## Input data
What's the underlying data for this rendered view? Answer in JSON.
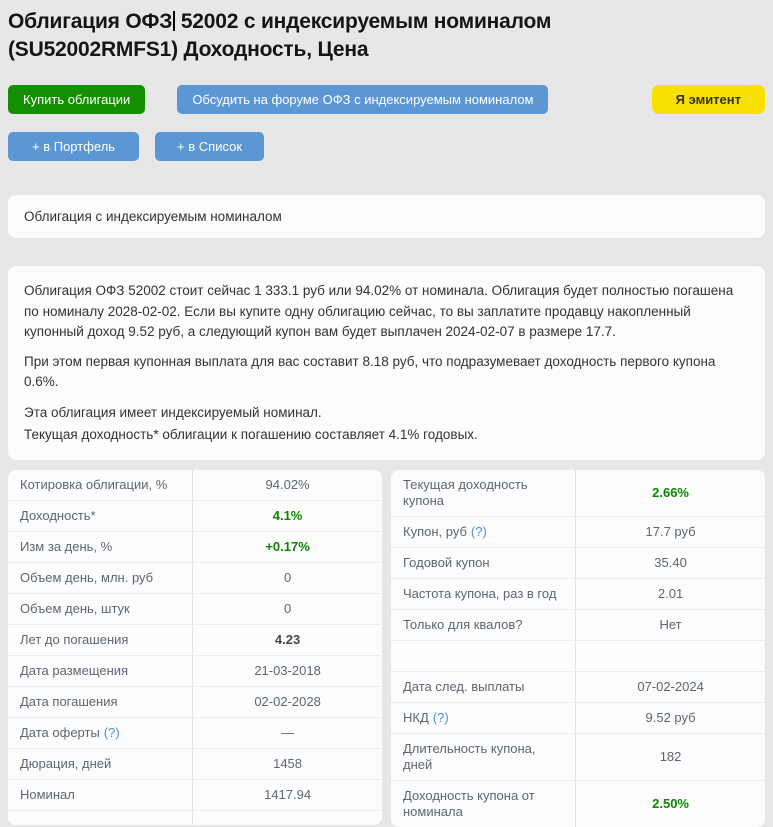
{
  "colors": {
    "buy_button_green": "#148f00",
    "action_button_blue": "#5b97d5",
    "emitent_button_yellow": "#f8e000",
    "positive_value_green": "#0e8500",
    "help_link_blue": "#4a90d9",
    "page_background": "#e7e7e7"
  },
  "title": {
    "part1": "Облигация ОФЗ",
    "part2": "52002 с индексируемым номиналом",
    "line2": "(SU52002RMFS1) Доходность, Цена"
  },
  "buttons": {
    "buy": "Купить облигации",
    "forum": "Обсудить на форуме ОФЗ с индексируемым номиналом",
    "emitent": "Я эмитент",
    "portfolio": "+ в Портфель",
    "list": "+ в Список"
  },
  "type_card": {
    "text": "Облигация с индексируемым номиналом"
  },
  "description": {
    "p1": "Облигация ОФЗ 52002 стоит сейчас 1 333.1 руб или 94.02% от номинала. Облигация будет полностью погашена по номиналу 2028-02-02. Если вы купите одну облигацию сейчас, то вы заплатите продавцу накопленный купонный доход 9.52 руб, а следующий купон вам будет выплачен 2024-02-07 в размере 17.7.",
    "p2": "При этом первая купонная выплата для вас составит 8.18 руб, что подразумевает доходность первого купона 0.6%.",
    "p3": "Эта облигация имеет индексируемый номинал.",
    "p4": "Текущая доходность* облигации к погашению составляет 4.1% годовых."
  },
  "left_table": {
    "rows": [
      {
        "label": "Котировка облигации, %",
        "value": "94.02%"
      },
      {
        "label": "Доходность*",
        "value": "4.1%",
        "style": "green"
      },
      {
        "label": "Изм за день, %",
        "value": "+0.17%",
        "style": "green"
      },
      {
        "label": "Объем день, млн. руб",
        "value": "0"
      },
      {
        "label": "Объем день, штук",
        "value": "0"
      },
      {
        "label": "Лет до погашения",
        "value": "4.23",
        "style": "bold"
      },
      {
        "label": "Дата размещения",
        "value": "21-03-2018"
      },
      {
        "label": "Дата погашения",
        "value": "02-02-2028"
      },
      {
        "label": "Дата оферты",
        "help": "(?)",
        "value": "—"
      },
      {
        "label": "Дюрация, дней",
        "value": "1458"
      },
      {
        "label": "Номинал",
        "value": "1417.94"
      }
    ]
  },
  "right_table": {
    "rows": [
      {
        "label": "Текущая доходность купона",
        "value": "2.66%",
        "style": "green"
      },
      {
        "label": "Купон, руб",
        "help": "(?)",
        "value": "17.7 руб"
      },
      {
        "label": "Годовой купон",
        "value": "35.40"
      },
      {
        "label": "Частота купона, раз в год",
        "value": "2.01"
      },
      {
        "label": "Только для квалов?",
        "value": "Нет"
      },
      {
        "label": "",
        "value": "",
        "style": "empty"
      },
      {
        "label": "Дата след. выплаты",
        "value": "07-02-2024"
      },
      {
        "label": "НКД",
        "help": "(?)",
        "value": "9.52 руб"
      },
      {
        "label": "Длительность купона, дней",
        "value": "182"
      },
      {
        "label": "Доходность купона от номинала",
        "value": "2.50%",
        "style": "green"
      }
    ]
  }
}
...
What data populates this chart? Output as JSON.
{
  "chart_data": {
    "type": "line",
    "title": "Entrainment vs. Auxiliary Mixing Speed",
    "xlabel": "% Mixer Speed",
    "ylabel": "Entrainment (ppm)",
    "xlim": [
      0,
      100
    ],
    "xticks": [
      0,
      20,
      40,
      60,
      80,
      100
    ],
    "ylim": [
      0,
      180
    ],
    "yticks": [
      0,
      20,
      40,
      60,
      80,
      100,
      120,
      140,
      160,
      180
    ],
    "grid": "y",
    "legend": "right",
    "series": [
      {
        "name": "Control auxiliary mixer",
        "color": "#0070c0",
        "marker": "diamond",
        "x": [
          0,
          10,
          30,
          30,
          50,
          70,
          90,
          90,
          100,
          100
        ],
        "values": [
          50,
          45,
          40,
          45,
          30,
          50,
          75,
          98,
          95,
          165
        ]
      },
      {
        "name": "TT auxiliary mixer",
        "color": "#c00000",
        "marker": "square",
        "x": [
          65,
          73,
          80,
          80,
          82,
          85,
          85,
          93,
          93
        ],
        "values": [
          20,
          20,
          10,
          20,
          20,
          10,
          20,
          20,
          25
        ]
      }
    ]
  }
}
==
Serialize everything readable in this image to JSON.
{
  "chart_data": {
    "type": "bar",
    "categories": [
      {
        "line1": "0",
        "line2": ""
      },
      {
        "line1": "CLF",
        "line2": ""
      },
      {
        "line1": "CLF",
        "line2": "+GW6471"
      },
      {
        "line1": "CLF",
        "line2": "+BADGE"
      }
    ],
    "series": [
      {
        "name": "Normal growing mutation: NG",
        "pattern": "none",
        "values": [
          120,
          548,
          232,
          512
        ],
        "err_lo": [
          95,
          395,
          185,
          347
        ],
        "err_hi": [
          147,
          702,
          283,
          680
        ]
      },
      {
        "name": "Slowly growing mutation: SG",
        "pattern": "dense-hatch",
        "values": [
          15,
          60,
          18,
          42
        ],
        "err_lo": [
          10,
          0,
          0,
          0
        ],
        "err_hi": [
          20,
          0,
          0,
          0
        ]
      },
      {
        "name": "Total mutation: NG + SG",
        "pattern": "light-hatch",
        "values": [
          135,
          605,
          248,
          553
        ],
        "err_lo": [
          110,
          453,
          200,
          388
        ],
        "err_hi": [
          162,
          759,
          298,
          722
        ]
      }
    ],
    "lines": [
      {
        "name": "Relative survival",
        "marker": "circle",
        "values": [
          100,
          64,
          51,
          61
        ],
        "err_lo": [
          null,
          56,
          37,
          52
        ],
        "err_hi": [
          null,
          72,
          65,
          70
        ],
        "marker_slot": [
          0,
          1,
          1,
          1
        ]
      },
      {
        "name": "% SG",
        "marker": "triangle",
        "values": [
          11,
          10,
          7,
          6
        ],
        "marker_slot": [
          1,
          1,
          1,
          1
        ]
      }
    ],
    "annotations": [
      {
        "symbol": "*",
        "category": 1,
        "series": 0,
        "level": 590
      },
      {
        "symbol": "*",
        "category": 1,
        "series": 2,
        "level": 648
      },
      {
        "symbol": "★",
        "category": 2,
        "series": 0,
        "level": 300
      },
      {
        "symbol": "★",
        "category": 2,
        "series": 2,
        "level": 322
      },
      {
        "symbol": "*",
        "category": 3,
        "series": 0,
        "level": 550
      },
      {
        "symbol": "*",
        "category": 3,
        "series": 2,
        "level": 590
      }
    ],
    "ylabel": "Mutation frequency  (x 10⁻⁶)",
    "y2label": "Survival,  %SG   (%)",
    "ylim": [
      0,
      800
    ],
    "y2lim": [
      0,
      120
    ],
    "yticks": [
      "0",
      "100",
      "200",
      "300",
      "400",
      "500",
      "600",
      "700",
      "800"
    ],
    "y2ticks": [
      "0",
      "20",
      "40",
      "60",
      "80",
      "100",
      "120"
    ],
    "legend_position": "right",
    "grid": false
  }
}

## The problem
Pick out every line of the listing containing the word "индексируемым", and show those lines.

## Correct output
    "part2": "52002 с индексируемым номиналом",
    "forum": "Обсудить на форуме ОФЗ с индексируемым номиналом",
    "text": "Облигация с индексируемым номиналом"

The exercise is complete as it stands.